╭─ TASK INPUT

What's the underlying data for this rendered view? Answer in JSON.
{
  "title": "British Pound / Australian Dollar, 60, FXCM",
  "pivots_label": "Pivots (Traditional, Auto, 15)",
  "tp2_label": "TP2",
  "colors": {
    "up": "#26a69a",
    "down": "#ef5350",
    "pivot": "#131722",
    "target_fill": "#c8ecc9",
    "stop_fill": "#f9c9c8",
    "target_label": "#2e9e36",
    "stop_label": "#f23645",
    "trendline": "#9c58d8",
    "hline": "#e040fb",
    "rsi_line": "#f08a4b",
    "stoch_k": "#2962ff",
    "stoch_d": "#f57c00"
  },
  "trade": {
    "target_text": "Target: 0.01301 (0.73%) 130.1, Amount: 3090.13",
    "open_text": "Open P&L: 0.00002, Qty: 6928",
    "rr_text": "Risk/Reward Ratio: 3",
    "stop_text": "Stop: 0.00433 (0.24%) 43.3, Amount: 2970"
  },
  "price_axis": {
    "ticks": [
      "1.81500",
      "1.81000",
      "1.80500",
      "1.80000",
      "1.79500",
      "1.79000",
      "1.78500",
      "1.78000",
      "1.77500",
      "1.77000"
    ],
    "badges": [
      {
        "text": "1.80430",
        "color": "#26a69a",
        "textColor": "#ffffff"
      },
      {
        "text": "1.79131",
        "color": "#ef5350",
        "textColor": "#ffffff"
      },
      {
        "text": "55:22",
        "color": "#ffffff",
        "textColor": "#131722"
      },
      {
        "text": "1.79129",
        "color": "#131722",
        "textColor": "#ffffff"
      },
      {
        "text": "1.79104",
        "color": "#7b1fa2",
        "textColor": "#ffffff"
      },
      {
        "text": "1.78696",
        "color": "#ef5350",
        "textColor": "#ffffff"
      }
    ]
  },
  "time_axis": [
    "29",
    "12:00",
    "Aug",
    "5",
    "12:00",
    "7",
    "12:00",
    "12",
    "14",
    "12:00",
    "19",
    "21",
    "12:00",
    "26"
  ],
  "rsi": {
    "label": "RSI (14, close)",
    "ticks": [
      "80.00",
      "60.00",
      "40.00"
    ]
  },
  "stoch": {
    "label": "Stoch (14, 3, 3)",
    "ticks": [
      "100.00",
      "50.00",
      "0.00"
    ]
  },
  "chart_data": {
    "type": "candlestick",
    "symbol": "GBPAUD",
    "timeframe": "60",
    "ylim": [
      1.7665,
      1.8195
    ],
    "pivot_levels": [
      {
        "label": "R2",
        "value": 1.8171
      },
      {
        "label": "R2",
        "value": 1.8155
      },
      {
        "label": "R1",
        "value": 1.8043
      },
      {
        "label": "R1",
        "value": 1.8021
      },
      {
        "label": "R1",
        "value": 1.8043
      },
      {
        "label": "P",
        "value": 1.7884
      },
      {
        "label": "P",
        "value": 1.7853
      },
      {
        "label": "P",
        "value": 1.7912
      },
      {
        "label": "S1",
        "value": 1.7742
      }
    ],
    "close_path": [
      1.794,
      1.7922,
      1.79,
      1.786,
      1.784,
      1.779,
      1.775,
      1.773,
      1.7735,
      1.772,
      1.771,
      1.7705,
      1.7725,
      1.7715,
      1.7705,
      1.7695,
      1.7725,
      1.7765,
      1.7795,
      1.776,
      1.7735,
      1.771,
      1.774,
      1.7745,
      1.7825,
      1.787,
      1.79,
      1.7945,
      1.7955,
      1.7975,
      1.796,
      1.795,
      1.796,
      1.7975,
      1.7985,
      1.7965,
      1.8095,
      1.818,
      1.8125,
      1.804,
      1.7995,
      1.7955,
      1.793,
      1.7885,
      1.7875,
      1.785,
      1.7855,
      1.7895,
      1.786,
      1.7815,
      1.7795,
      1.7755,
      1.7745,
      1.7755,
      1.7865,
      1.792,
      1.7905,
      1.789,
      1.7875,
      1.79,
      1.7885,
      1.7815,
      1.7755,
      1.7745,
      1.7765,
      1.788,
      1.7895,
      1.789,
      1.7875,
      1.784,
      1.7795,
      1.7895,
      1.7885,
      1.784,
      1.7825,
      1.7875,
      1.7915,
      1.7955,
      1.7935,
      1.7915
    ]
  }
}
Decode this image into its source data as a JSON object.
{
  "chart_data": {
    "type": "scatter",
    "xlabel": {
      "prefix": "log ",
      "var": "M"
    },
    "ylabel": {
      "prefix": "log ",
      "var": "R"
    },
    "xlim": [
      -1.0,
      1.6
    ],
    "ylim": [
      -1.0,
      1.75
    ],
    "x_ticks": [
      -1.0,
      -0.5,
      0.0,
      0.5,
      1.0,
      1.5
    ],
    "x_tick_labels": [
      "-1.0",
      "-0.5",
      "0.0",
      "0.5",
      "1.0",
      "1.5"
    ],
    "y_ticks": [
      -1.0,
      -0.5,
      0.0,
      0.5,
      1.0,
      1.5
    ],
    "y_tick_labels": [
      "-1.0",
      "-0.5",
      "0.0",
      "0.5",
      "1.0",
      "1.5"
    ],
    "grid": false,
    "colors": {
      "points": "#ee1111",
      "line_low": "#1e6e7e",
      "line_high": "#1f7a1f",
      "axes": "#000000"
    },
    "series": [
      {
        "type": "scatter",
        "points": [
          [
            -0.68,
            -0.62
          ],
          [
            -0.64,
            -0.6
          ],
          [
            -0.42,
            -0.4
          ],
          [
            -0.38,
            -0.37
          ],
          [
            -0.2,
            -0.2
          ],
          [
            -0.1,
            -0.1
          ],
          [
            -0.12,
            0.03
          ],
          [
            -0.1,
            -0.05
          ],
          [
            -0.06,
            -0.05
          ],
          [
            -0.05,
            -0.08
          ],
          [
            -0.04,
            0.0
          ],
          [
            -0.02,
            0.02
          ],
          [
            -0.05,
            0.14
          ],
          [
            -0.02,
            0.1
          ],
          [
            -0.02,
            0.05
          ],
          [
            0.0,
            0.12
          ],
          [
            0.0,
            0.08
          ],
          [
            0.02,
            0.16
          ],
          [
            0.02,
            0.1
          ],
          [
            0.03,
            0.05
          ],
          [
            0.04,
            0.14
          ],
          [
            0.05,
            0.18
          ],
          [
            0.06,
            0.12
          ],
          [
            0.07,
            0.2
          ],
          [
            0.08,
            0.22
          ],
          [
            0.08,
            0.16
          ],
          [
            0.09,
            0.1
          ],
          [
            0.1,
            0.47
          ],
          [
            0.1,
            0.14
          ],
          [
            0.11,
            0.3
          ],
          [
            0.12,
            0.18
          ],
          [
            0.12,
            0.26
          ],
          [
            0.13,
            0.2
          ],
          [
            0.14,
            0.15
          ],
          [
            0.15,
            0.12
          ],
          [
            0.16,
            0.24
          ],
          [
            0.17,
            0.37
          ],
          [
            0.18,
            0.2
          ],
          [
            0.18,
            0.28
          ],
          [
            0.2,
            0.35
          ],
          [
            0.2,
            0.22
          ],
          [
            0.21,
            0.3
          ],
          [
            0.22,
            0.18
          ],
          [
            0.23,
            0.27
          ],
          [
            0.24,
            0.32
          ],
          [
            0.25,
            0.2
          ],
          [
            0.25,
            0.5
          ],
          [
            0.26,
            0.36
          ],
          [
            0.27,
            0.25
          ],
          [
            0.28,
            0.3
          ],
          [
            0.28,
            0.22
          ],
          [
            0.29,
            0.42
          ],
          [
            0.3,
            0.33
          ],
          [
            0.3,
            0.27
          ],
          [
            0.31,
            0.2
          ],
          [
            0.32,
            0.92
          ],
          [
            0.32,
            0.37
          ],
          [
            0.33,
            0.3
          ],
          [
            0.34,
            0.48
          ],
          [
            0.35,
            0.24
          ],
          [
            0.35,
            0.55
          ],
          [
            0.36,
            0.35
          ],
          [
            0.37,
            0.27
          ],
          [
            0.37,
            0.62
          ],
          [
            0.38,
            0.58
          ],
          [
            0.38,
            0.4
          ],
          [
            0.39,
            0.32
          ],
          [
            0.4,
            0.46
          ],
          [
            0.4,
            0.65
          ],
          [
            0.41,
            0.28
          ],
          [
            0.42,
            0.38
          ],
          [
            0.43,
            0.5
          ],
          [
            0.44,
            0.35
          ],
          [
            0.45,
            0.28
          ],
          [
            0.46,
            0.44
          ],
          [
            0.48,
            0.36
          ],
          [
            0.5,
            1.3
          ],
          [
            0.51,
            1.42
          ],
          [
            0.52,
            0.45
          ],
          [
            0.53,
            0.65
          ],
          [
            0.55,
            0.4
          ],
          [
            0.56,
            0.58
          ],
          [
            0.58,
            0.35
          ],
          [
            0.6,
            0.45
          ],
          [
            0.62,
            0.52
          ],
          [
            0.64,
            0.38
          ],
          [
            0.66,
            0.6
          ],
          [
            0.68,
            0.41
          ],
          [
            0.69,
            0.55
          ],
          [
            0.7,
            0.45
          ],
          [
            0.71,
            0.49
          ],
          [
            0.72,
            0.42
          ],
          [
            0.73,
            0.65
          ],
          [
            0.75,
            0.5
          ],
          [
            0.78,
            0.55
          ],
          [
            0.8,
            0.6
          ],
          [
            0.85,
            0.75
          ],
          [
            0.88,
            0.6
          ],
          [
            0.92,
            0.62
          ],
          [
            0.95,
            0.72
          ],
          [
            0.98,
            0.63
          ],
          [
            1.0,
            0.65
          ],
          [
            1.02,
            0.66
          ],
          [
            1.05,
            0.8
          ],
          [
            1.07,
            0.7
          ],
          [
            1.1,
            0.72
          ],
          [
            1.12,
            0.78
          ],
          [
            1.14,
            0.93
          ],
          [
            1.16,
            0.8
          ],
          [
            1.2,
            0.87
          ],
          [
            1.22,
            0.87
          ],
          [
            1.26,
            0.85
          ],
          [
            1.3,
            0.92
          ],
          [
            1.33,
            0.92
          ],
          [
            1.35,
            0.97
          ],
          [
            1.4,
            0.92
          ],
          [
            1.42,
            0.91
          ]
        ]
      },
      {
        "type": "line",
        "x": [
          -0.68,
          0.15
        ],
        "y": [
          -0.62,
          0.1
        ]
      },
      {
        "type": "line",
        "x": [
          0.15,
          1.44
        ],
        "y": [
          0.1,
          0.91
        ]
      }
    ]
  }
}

╰─

● **WRITTEN INSTRUCTION**
How many lines of the listing above include the word "this"? State the number and nothing else.

● **EXERCISE RESULT**
2